前回の記事と多少関連するのですが今回はインプラント治療の成功基準について。

現在国際的な論文でインプラントの10年生存率は95%以上と言われています。

もちろん当院で埋入したインプラントも10年生存率は95%を超えています、なおかつインプラント周囲炎のような病的な状態のインプラントも今のところありません。逆に10年生存率95%を達成できない歯科医師はよほど無理なケースにチャレンジしているか、基本的な手技にテクニカルエラーがあると考えられます。

また当院で治療完了後に脱落したインプラントはすべて過度の荷重がかかったために骨結合が破壊されたことが原因でした。
インプラント埋入時にうまく骨結合せず再手術になるケースは一定数の割合で出てきますので、この場合は生存率に含めていません、あくまでも治療完了後の生存率です。

治療完了後10年間のうちにインプラントの脱落や上部構造の破損などが起きて十分な機能を果たせなくなったと判断した場合は無償で再治療しています、しかし幸いにもそういったケースはごく少数に止まっており、今後10年越えのケースもおそらく大きな問題はでないと思っています。

それほど現在のインプラント理論はしっかりと確立されており信頼性もとても高くなっています。
かつてインプラントの失敗ケースがマスコミに取り上げられ、ずいぶんバッシングされていた時期もありましたが、それは適切なトレーニングを受けていない一部の歯科医師による過失が大きいと言えます。

しっかりとした審査機関による認定資格を持つ歯科医師を選択することは安心して治療を受ける一つの目安となるので、くれぐれも看板の大きさや多さを基準に歯科医院を選ばないでほしいです。
私が把握していない可能性もありますが、現在稲城市の歯科開業医の中で私はおそらく唯一の日本口腔インプラント学会専門医だと思います。

自分の歯でしっかり噛めて、美味しく食事が取れるということは年齢に関わらず全ての人にとっての幸福だと思います、そのために重要なのは日々の歯磨きと定期的な歯科検診とクリーニング、そして噛む力が全ての歯に均等に分散する理想的な咬合の確立です。

そのために小児期の永久歯生え替わり時に適切な萌出誘導とコントロール、場合によっては矯正治療を行い、成人になって欠損が生じた場合はできる限りインプラントや歯牙移植、矯正治療を駆使して残存歯に負担がかかるブリッジや入れ歯を避けること。

このように小児から高齢者になるまでしっかりと歯科医師によってコントロールされたルートを辿れば生涯自分の歯で美味しく食事ができると思います。

高齢者の患者さんで「自分はこの先長くないから歯なんて別にいいよ」とおっしゃる方がたまにいます、私はそんな時「人間最後は食べることこそが楽しみになりますよ」と答えています。

○ ○ ○ ○ ○

[課題 1]:
次の(a)〜(c)が本文の内容と合うかを判断せよ。それぞれ「はい」か「いいえ」で答え、決め手となる本文の語句をそのまま引用すること。
(a) 当院で治療完了後に脱落したインプラントは、すべて過度の荷重による骨結合の破壊が原因であった。
(b) 埋入時にうまく骨結合せず再手術になったケースも、生存率に含めている。
(c) 治療完了後10年間に十分な機能を果たせなくなったと判断した場合、再治療は有償で行う。
[課題 2]: 本文の要点を二文でまとめよ。
これに続く項目は、本文とは別の資料である。

○ ○ ○ ○ ○

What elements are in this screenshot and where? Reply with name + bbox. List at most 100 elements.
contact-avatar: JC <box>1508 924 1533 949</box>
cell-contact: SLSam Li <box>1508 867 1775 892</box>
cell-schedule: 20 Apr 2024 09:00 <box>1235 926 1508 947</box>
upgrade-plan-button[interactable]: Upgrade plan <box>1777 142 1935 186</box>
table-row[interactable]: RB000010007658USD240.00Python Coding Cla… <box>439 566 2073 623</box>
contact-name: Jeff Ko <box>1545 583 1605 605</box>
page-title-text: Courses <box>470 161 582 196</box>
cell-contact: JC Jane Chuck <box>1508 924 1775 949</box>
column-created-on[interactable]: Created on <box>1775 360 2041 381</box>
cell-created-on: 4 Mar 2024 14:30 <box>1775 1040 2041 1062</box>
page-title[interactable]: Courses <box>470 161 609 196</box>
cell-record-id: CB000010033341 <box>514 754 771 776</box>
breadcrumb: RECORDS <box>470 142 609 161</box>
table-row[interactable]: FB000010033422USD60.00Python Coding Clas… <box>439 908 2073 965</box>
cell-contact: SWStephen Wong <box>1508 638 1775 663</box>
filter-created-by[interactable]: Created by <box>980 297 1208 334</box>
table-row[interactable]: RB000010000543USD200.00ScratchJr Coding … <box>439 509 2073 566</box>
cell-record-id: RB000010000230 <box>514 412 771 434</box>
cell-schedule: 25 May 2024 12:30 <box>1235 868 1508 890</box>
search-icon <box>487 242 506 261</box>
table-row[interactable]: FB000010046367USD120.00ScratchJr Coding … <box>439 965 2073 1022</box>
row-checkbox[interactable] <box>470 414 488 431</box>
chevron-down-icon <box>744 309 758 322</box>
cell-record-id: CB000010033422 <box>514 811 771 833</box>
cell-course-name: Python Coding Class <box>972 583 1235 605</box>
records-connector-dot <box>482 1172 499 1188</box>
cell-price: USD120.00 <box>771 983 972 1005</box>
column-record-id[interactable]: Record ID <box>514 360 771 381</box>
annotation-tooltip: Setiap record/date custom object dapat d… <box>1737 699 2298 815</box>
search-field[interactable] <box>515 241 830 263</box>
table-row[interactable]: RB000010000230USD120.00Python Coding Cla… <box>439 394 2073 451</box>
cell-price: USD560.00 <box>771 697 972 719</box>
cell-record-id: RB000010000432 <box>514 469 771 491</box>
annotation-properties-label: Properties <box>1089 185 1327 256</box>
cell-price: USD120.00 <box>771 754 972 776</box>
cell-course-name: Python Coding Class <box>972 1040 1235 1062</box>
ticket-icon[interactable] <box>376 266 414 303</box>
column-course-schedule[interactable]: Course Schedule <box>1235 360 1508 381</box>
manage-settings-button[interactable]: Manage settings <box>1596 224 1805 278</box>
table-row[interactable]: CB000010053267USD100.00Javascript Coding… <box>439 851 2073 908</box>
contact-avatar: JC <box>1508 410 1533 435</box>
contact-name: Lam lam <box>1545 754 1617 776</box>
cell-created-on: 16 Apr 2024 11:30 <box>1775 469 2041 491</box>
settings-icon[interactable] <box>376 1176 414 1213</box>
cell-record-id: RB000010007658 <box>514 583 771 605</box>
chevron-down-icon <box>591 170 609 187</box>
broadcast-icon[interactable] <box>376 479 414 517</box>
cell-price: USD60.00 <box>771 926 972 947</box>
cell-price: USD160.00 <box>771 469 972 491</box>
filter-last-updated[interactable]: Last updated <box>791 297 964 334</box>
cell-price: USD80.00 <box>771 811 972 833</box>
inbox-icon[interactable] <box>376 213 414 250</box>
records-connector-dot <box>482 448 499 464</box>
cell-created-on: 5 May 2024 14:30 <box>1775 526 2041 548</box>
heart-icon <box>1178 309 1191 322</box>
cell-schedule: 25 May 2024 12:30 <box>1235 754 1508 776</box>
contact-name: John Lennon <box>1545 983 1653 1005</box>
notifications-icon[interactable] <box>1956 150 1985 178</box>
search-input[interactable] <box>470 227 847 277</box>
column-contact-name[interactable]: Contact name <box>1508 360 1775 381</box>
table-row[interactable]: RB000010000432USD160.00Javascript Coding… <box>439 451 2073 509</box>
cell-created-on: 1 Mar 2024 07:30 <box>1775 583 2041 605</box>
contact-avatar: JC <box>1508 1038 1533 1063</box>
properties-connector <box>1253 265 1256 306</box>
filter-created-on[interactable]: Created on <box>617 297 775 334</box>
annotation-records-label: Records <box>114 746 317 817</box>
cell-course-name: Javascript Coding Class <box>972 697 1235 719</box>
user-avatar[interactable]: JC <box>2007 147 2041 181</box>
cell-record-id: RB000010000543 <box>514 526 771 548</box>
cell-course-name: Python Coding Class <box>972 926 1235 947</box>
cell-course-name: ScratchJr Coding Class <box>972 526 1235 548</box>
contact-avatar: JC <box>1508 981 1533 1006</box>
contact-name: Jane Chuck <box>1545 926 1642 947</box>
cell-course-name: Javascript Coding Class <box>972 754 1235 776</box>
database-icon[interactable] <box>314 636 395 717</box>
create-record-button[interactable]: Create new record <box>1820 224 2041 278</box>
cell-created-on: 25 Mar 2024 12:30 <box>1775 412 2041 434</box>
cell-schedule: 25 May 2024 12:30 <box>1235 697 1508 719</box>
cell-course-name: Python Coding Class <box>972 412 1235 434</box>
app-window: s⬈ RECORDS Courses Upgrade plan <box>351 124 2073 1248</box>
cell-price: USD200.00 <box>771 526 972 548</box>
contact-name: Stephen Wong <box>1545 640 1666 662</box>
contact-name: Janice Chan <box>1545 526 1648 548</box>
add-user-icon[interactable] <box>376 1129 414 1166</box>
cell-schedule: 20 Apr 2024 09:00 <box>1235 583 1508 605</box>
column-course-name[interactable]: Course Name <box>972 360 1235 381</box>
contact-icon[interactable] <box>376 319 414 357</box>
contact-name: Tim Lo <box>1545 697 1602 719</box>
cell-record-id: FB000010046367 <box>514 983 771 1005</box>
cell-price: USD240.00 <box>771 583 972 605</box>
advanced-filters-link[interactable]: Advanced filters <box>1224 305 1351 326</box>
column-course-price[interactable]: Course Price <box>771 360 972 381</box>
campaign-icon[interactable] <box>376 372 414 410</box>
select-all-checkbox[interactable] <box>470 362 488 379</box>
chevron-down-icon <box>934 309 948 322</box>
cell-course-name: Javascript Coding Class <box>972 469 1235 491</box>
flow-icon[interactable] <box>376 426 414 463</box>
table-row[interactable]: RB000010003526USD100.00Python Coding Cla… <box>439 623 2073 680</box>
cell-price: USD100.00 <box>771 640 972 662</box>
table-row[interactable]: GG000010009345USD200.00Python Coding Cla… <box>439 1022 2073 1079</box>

○ ○ ○ ○ ○

[解答 1]:
(a) はい。「当院で治療完了後に脱落したインプラントはすべて過度の荷重がかかったために骨結合が破壊されたことが原因でした」
(b) いいえ。「この場合は生存率に含めていません」
(c) いいえ。「無償で再治療しています」

[解答 2]: インプラントの10年生存率は国際的な論文で95%以上とされており、当院で埋入したインプラントも治療完了後の10年生存率が95%を超えている。審査機関による認定資格を持つ歯科医師を選ぶことが安心して治療を受ける目安となり、日々の歯磨き、定期的な検診とクリーニング、理想的な咬合の確立が、自分の歯で美味しく食事をするために重要である。